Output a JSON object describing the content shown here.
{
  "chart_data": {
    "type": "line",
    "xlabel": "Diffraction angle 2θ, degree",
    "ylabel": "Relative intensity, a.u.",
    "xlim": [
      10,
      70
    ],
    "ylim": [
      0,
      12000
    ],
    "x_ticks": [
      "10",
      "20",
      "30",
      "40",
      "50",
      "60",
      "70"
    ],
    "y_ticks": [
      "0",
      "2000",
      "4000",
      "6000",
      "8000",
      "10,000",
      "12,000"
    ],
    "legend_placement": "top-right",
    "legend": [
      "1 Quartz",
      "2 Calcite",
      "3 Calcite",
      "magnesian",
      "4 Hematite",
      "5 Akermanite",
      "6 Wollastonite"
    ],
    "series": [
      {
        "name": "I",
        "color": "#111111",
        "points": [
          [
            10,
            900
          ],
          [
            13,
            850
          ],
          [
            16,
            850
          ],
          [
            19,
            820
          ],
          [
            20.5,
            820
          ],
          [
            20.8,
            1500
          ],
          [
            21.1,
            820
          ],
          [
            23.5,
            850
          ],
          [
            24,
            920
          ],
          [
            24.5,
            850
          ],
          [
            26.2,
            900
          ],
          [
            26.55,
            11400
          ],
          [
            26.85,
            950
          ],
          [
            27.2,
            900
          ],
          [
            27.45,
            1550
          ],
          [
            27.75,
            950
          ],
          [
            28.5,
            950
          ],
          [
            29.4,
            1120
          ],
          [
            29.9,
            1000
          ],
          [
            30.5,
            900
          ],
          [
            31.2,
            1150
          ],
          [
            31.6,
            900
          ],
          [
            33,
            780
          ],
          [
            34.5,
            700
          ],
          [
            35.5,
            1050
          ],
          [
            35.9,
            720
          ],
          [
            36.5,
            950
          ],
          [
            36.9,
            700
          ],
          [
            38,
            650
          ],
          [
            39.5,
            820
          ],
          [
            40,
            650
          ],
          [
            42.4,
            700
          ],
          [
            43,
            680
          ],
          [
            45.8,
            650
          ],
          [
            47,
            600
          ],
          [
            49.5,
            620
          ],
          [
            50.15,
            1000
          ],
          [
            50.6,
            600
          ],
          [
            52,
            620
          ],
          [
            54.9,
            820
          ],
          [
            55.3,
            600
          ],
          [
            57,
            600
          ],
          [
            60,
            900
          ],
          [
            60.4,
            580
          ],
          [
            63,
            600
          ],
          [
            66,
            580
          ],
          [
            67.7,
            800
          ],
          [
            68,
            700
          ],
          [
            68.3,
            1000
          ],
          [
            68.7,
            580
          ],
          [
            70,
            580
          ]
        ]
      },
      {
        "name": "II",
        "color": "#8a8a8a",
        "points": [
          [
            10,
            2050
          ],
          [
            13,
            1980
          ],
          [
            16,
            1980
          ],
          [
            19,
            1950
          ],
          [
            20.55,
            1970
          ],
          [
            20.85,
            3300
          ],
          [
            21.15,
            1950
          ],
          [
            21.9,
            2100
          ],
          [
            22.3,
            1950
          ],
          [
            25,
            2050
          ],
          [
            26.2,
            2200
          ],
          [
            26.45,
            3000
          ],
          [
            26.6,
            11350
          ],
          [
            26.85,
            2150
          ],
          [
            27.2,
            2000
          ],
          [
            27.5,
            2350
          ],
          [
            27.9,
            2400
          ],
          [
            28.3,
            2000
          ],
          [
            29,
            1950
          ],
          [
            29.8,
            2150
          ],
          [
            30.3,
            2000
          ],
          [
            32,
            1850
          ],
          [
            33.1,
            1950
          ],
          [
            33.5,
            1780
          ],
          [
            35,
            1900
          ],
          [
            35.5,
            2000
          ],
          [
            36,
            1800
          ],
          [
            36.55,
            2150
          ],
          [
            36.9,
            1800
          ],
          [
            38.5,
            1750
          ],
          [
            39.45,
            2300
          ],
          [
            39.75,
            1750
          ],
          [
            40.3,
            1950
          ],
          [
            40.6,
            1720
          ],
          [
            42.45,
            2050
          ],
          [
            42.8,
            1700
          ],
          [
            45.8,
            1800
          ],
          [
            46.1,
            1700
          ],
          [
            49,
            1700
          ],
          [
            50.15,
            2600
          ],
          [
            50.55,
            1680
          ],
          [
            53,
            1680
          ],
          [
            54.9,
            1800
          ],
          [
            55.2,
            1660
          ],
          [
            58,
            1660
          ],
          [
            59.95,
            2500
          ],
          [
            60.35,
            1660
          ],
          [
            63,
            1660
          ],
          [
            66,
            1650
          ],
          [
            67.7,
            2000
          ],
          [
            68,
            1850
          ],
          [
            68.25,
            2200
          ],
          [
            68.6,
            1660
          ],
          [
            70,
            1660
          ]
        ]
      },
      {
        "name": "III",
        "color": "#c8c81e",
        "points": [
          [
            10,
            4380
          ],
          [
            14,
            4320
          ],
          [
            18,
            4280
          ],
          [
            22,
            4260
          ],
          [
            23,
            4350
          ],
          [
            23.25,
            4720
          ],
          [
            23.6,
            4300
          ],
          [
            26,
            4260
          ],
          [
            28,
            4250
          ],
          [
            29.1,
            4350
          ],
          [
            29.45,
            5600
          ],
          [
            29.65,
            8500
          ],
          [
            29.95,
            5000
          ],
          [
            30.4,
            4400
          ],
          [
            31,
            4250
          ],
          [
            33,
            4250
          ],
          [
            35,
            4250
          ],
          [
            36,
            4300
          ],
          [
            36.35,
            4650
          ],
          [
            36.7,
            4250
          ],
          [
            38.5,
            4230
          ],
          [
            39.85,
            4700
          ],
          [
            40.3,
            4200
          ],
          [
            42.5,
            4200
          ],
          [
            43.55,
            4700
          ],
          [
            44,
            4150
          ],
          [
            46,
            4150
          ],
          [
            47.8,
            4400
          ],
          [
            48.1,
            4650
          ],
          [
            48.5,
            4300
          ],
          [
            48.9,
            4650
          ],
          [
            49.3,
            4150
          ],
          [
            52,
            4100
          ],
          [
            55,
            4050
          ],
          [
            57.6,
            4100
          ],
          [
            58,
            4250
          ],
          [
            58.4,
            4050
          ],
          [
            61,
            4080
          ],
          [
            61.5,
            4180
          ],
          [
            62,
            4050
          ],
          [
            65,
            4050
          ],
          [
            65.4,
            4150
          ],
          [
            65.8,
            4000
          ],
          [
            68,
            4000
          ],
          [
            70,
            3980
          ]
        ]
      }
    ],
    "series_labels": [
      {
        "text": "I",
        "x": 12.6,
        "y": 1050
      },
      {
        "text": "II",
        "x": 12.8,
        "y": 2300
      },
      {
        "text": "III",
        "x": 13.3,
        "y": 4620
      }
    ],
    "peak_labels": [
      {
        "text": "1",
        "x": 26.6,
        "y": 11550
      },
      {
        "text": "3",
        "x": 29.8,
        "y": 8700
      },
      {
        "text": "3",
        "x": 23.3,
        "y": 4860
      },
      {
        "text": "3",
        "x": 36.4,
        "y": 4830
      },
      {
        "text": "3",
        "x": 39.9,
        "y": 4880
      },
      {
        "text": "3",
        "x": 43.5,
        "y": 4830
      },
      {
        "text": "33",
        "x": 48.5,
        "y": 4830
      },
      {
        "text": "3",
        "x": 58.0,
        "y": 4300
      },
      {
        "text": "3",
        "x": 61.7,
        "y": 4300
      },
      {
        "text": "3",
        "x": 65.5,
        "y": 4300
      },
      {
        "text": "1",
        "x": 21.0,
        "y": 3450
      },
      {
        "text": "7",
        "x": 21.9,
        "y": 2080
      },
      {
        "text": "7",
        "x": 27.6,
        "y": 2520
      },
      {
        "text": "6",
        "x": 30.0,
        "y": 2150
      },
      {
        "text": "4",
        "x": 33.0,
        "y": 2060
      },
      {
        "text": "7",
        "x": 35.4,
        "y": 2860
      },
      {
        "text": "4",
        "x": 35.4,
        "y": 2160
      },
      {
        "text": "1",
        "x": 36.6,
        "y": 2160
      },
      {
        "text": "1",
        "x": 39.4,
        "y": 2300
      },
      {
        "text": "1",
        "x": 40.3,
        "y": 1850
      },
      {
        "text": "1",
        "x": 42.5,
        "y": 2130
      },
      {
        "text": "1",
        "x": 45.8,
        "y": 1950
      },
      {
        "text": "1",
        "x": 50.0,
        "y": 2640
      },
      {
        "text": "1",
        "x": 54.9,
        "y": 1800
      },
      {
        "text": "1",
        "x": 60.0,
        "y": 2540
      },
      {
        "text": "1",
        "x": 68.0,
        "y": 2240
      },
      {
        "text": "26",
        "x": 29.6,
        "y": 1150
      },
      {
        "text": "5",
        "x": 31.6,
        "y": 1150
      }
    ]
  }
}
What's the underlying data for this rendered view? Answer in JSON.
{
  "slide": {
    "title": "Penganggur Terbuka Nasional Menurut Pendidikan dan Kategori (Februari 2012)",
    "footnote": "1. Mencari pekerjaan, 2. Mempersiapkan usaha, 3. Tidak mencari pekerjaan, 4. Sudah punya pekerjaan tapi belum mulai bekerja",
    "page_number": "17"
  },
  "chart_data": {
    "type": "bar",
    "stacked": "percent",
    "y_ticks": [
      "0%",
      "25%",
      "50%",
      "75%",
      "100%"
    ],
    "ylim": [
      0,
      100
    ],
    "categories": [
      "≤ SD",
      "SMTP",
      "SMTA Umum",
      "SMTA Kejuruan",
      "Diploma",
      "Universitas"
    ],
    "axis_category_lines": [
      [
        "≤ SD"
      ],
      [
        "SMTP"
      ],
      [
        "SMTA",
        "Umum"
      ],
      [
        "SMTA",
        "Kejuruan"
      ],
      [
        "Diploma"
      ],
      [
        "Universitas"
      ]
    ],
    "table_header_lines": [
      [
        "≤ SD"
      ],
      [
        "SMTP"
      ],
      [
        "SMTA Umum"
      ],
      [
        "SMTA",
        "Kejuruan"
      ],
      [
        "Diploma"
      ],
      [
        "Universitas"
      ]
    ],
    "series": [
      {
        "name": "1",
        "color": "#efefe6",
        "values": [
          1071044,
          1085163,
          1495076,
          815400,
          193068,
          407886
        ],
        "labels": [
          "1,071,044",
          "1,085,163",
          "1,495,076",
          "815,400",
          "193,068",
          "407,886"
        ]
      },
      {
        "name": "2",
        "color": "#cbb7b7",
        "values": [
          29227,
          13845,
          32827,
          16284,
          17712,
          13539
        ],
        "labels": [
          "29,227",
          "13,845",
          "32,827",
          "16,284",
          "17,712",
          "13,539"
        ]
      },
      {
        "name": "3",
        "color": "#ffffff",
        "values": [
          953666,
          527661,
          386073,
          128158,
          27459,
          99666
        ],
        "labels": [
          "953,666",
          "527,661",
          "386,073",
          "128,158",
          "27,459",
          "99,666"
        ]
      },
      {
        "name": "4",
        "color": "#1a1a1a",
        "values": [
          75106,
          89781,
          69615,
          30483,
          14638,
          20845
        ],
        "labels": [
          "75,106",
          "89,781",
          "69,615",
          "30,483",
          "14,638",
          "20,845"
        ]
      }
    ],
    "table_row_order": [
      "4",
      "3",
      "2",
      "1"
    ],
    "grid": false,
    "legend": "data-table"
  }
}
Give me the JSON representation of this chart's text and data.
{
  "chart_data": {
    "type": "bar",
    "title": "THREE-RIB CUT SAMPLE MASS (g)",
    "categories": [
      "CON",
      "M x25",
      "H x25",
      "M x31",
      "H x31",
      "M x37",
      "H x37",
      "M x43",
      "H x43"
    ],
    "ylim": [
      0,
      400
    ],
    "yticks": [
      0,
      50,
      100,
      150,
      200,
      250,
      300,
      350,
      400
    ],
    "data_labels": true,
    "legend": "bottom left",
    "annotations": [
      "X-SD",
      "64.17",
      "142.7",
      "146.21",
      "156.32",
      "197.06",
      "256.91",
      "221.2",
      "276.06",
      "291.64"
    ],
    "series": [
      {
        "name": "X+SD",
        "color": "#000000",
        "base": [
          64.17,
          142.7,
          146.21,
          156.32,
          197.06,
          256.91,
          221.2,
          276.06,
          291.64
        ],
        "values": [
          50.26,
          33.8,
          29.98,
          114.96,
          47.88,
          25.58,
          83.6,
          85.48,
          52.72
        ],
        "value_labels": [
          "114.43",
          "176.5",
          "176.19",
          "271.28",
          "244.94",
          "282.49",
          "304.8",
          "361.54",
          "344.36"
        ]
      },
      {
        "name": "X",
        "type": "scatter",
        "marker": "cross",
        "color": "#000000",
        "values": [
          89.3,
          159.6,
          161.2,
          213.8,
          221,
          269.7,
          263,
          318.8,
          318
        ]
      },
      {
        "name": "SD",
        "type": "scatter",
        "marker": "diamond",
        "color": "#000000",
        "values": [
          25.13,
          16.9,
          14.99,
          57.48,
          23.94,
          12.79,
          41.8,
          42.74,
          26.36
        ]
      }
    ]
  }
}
________________________________________
Every line from the one holding "Give me the" through the final line of the listing must be echoed exactly; leave out all other lines.

Give me the JSON representation of this chart's text and data.
{
  "chart_data": {
    "type": "bar",
    "title": "THREE-RIB CUT SAMPLE MASS (g)",
    "categories": [
      "CON",
      "M x25",
      "H x25",
      "M x31",
      "H x31",
      "M x37",
      "H x37",
      "M x43",
      "H x43"
    ],
    "ylim": [
      0,
      400
    ],
    "yticks": [
      0,
      50,
      100,
      150,
      200,
      250,
      300,
      350,
      400
    ],
    "data_labels": true,
    "legend": "bottom left",
    "annotations": [
      "X-SD",
      "64.17",
      "142.7",
      "146.21",
      "156.32",
      "197.06",
      "256.91",
      "221.2",
      "276.06",
      "291.64"
    ],
    "series": [
      {
        "name": "X+SD",
        "color": "#000000",
        "base": [
          64.17,
          142.7,
          146.21,
          156.32,
          197.06,
          256.91,
          221.2,
          276.06,
          291.64
        ],
        "values": [
          50.26,
          33.8,
          29.98,
          114.96,
          47.88,
          25.58,
          83.6,
          85.48,
          52.72
        ],
        "value_labels": [
          "114.43",
          "176.5",
          "176.19",
          "271.28",
          "244.94",
          "282.49",
          "304.8",
          "361.54",
          "344.36"
        ]
      },
      {
        "name": "X",
        "type": "scatter",
        "marker": "cross",
        "color": "#000000",
        "values": [
          89.3,
          159.6,
          161.2,
          213.8,
          221,
          269.7,
          263,
          318.8,
          318
        ]
      },
      {
        "name": "SD",
        "type": "scatter",
        "marker": "diamond",
        "color": "#000000",
        "values": [
          25.13,
          16.9,
          14.99,
          57.48,
          23.94,
          12.79,
          41.8,
          42.74,
          26.36
        ]
      }
    ]
  }
}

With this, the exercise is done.